:: REQUIRED TASK ::
Pictures do not belong in the copy; transcribe everything else in the records exactly.

:: SOURCE DATA ::
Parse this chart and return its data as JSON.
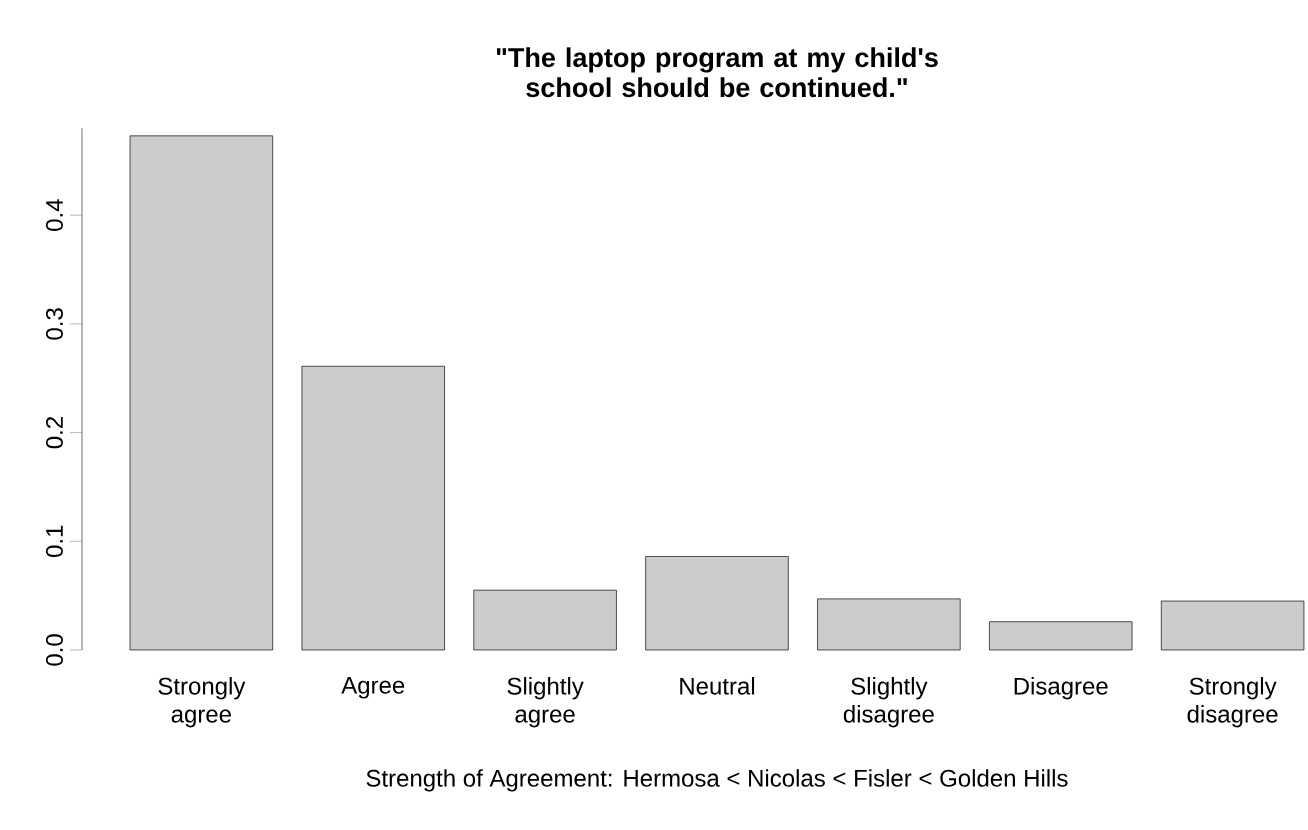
{
  "chart_data": {
    "type": "bar",
    "title": "\"The laptop program at my child's school should be continued.\"",
    "xlabel": "Strength of Agreement: Hermosa < Nicolas < Fisler < Golden Hills",
    "categories": [
      "Strongly agree",
      "Agree",
      "Slightly agree",
      "Neutral",
      "Slightly disagree",
      "Disagree",
      "Strongly disagree"
    ],
    "values": [
      0.473,
      0.261,
      0.055,
      0.086,
      0.047,
      0.026,
      0.045
    ],
    "color": "#cccccc",
    "ylim": [
      0,
      0.48
    ],
    "yticks": [
      {
        "value": 0,
        "label": "0.0"
      },
      0.1,
      0.2,
      0.3,
      0.4
    ]
  }
}
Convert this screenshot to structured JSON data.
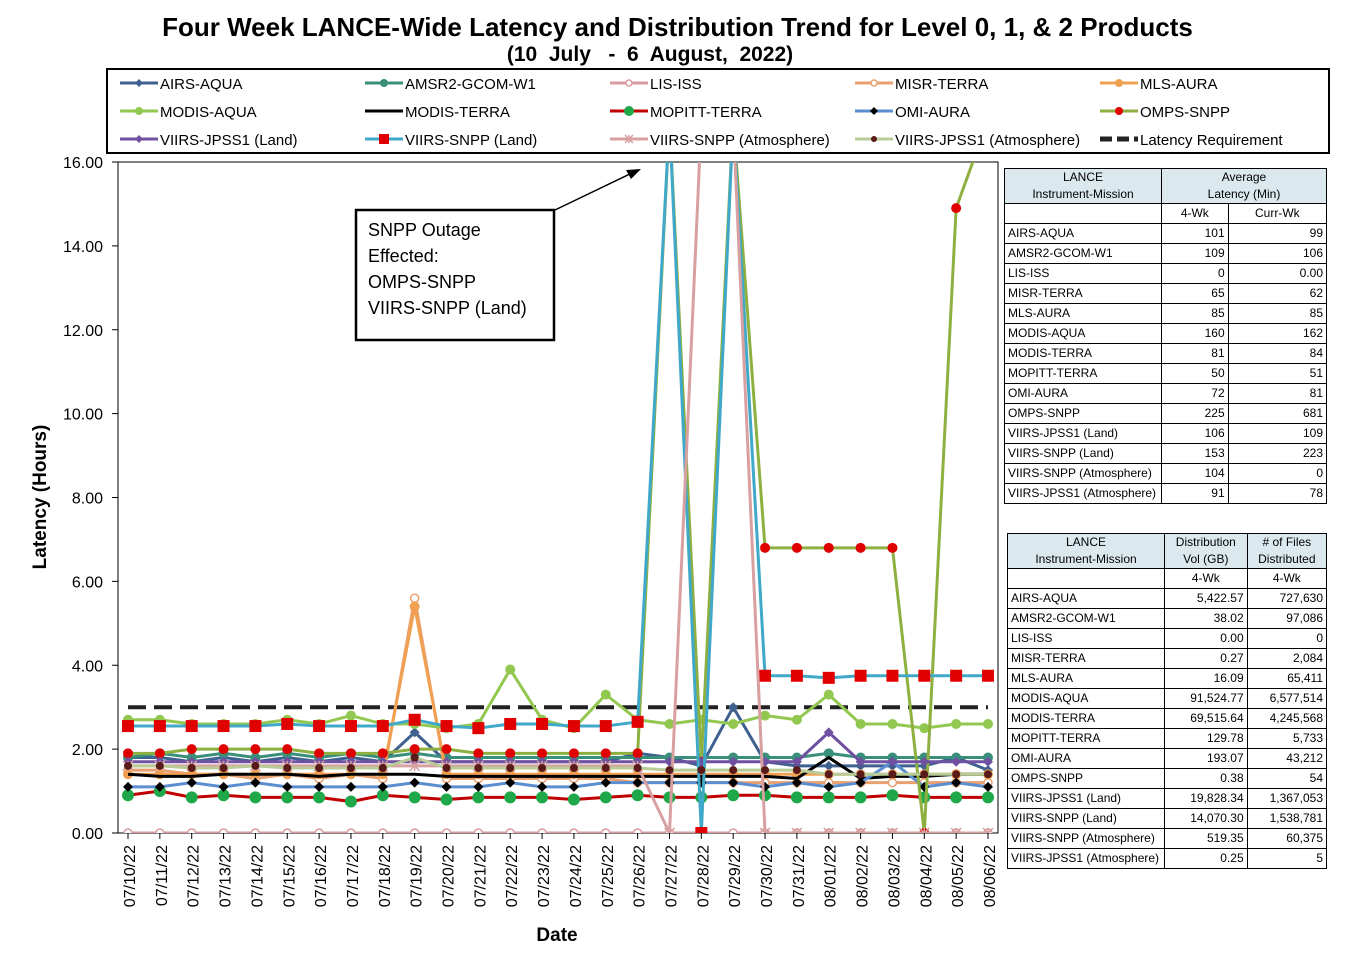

:: SOLUTION TO THIS PROBLEM ::
Parse this chart and return its data as JSON.
{
  "chart_data": {
    "type": "bar",
    "title": "\"The laptop program at my child's school should be continued.\"",
    "xlabel": "Strength of Agreement: Hermosa < Nicolas < Fisler < Golden Hills",
    "categories": [
      "Strongly agree",
      "Agree",
      "Slightly agree",
      "Neutral",
      "Slightly disagree",
      "Disagree",
      "Strongly disagree"
    ],
    "values": [
      0.473,
      0.261,
      0.055,
      0.086,
      0.047,
      0.026,
      0.045
    ],
    "color": "#cccccc",
    "ylim": [
      0,
      0.48
    ],
    "yticks": [
      {
        "value": 0,
        "label": "0.0"
      },
      0.1,
      0.2,
      0.3,
      0.4
    ]
  }
}
Convert this screenshot to structured JSON data.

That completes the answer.